## Work to be completed
Scan the records below for the word "description" and give only the number of lines that hold it.

## Data to process
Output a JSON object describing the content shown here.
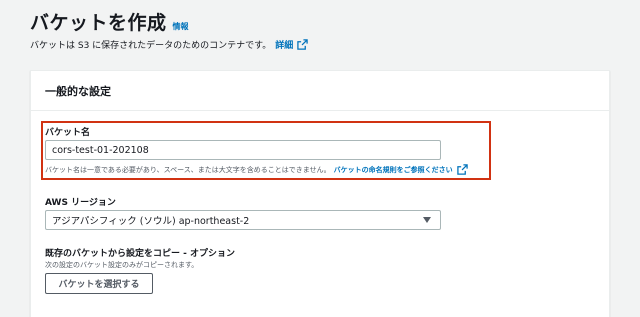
{
  "header": {
    "title": "バケットを作成",
    "info_label": "情報",
    "description": "バケットは S3 に保存されたデータのためのコンテナです。",
    "detail_link": "詳細"
  },
  "general_settings": {
    "panel_title": "一般的な設定",
    "bucket_name": {
      "label": "バケット名",
      "value": "cors-test-01-202108",
      "constraint_text": "バケット名は一意である必要があり、スペース、または大文字を含めることはできません。",
      "naming_link": "バケットの命名規則をご参照ください"
    },
    "region": {
      "label": "AWS リージョン",
      "selected": "アジアパシフィック (ソウル) ap-northeast-2"
    },
    "copy_settings": {
      "label": "既存のバケットから設定をコピー - オプション",
      "description": "次の設定のバケット設定のみがコピーされます。",
      "button_label": "バケットを選択する"
    }
  },
  "colors": {
    "link": "#0073bb",
    "highlight_border": "#d13212",
    "background": "#f2f3f3"
  },
  "icons": {
    "external_link": "external-link-icon",
    "dropdown": "caret-down-icon"
  }
}
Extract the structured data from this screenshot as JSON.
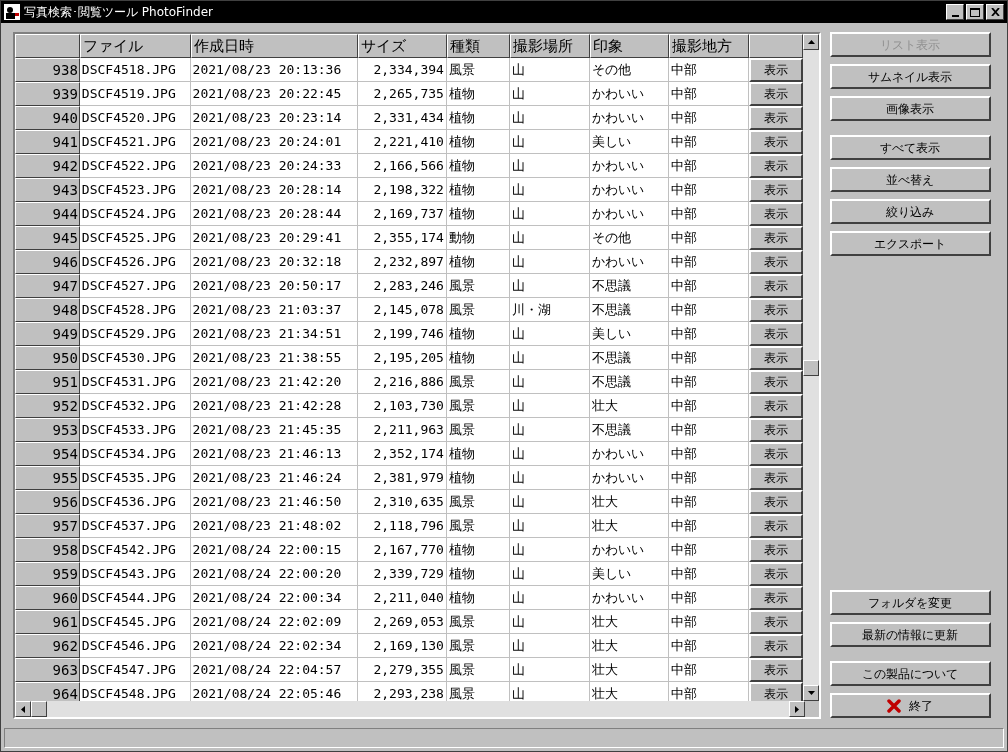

## Answer for the task
2